▶ _Exercise objective_
Please output the following lines of the records exactly as they appear, from the line containing "edit-picture-button[interactable] [528,303,558,333]" through the line containing "italic-button[interactable]: I [266,431,271,446]", including both of those lines.

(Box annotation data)
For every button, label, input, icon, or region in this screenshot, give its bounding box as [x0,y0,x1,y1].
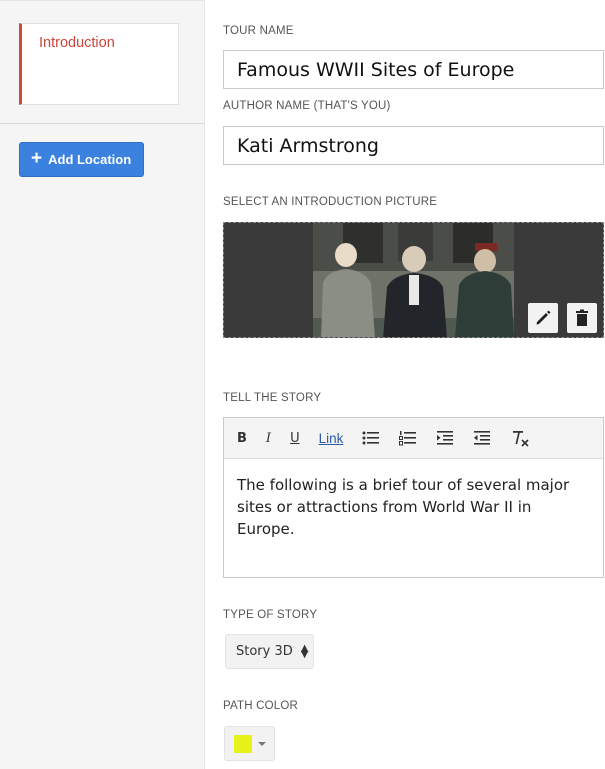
edit-picture-button[interactable] [528,303,558,333]
clear-format-button[interactable] [510,429,530,447]
intro-picture [313,223,514,337]
author-name-label: AUTHOR NAME (THAT'S YOU) [223,100,391,112]
tour-name-input[interactable]: Famous WWII Sites of Europe [223,50,604,89]
bulleted-list-icon [362,431,380,445]
numbered-list-icon [399,431,417,446]
path-color-label: PATH COLOR [223,700,299,712]
tour-form: TOUR NAME Famous WWII Sites of Europe AU… [205,0,605,769]
story-type-select[interactable]: Story 3D ▲ ▼ [225,634,314,669]
italic-button[interactable]: I [266,431,271,446]
sidebar-item-label: Introduction [39,35,115,51]
chevron-down-icon [258,741,266,746]
intro-picture-label: SELECT AN INTRODUCTION PICTURE [223,196,438,208]
editor-toolbar: B I U Link [224,418,603,459]
plus-icon: + [31,148,43,169]
path-color-picker[interactable] [224,726,275,761]
trash-icon [576,309,588,326]
add-location-button[interactable]: + Add Location [19,142,144,177]
story-editor[interactable]: B I U Link The following is a brief tour… [223,417,604,578]
add-location-label: Add Location [48,152,132,167]
pencil-icon [536,310,551,325]
sidebar-item-introduction[interactable]: Introduction [19,23,179,105]
story-label: TELL THE STORY [223,392,322,404]
tour-name-label: TOUR NAME [223,25,294,37]
bulleted-list-button[interactable] [362,430,380,446]
indent-button[interactable] [436,430,454,446]
sidebar: Introduction + Add Location [0,0,205,769]
sidebar-top-divider [0,0,205,1]
story-type-value: Story 3D [236,644,293,659]
story-text[interactable]: The following is a brief tour of several… [224,459,603,555]
delete-picture-button[interactable] [567,303,597,333]
story-type-label: TYPE OF STORY [223,609,318,621]
bold-button[interactable]: B [237,431,247,446]
underline-button[interactable]: U [290,431,300,446]
outdent-button[interactable] [473,430,491,446]
color-swatch [234,734,252,753]
numbered-list-button[interactable] [399,430,417,446]
indent-icon [437,431,454,445]
up-down-arrows-icon: ▲ ▼ [300,642,309,660]
outdent-icon [474,431,491,445]
author-name-input[interactable]: Kati Armstrong [223,126,604,165]
sidebar-divider [0,123,205,124]
clear-format-icon [513,431,529,447]
intro-picture-dropzone[interactable] [223,222,604,338]
link-button[interactable]: Link [319,431,344,446]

▶ _Final answer_
edit-picture-button[interactable] [528,303,558,333]
clear-format-button[interactable] [510,429,530,447]
intro-picture [313,223,514,337]
author-name-label: AUTHOR NAME (THAT'S YOU) [223,100,391,112]
tour-name-input[interactable]: Famous WWII Sites of Europe [223,50,604,89]
bulleted-list-icon [362,431,380,445]
numbered-list-icon [399,431,417,446]
path-color-label: PATH COLOR [223,700,299,712]
tour-form: TOUR NAME Famous WWII Sites of Europe AU… [205,0,605,769]
story-type-select[interactable]: Story 3D ▲ ▼ [225,634,314,669]
italic-button[interactable]: I [266,431,271,446]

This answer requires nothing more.